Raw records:
================================
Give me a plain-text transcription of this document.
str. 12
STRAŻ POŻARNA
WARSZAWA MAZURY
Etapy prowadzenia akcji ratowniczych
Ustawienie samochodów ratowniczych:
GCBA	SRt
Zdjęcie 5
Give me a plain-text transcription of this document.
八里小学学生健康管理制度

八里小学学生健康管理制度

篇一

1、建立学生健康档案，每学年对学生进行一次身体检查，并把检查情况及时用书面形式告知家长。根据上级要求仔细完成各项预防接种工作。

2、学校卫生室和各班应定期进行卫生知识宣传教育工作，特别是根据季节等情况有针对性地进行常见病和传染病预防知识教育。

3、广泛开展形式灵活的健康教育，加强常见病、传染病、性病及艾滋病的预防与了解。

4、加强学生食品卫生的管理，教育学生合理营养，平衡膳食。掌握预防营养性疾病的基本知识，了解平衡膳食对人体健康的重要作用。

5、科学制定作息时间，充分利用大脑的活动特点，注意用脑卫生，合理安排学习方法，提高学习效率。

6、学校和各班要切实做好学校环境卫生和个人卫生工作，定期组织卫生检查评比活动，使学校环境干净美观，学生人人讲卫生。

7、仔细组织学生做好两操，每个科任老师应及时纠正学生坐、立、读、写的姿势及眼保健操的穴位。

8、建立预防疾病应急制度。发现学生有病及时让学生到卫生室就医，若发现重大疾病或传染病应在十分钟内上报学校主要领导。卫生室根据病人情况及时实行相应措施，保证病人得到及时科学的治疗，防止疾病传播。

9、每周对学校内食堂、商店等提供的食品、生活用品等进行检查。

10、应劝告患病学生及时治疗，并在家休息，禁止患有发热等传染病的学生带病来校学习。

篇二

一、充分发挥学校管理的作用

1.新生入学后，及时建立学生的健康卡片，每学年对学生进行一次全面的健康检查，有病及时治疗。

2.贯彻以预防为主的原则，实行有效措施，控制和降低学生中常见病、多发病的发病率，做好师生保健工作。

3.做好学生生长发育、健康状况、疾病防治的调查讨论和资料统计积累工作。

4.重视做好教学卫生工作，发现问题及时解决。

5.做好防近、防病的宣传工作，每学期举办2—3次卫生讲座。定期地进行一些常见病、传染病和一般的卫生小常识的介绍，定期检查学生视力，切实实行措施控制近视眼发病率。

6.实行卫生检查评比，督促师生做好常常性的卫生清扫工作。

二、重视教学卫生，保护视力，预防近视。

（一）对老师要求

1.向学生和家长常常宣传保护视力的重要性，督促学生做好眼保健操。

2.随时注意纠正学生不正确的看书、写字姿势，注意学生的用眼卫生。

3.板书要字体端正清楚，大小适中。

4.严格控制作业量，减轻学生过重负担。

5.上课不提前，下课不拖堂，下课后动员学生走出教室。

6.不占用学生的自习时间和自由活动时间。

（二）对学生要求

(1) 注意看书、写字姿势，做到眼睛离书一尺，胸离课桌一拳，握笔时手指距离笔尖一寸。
================================
Your instructions:
Write out the full listing, keeping every line exactly as it is.

Exercise answer:
Give me a plain-text transcription of this document.
str. 12
STRAŻ POŻARNA
WARSZAWA MAZURY
Etapy prowadzenia akcji ratowniczych
Ustawienie samochodów ratowniczych:
GCBA	SRt
Zdjęcie 5
Give me a plain-text transcription of this document.
八里小学学生健康管理制度

八里小学学生健康管理制度

篇一

1、建立学生健康档案，每学年对学生进行一次身体检查，并把检查情况及时用书面形式告知家长。根据上级要求仔细完成各项预防接种工作。

2、学校卫生室和各班应定期进行卫生知识宣传教育工作，特别是根据季节等情况有针对性地进行常见病和传染病预防知识教育。

3、广泛开展形式灵活的健康教育，加强常见病、传染病、性病及艾滋病的预防与了解。

4、加强学生食品卫生的管理，教育学生合理营养，平衡膳食。掌握预防营养性疾病的基本知识，了解平衡膳食对人体健康的重要作用。

5、科学制定作息时间，充分利用大脑的活动特点，注意用脑卫生，合理安排学习方法，提高学习效率。

6、学校和各班要切实做好学校环境卫生和个人卫生工作，定期组织卫生检查评比活动，使学校环境干净美观，学生人人讲卫生。

7、仔细组织学生做好两操，每个科任老师应及时纠正学生坐、立、读、写的姿势及眼保健操的穴位。

8、建立预防疾病应急制度。发现学生有病及时让学生到卫生室就医，若发现重大疾病或传染病应在十分钟内上报学校主要领导。卫生室根据病人情况及时实行相应措施，保证病人得到及时科学的治疗，防止疾病传播。

9、每周对学校内食堂、商店等提供的食品、生活用品等进行检查。

10、应劝告患病学生及时治疗，并在家休息，禁止患有发热等传染病的学生带病来校学习。

篇二

一、充分发挥学校管理的作用

1.新生入学后，及时建立学生的健康卡片，每学年对学生进行一次全面的健康检查，有病及时治疗。

2.贯彻以预防为主的原则，实行有效措施，控制和降低学生中常见病、多发病的发病率，做好师生保健工作。

3.做好学生生长发育、健康状况、疾病防治的调查讨论和资料统计积累工作。

4.重视做好教学卫生工作，发现问题及时解决。

5.做好防近、防病的宣传工作，每学期举办2—3次卫生讲座。定期地进行一些常见病、传染病和一般的卫生小常识的介绍，定期检查学生视力，切实实行措施控制近视眼发病率。

6.实行卫生检查评比，督促师生做好常常性的卫生清扫工作。

二、重视教学卫生，保护视力，预防近视。

（一）对老师要求

1.向学生和家长常常宣传保护视力的重要性，督促学生做好眼保健操。

2.随时注意纠正学生不正确的看书、写字姿势，注意学生的用眼卫生。

3.板书要字体端正清楚，大小适中。

4.严格控制作业量，减轻学生过重负担。

5.上课不提前，下课不拖堂，下课后动员学生走出教室。

6.不占用学生的自习时间和自由活动时间。

（二）对学生要求

(1) 注意看书、写字姿势，做到眼睛离书一尺，胸离课桌一拳，握笔时手指距离笔尖一寸。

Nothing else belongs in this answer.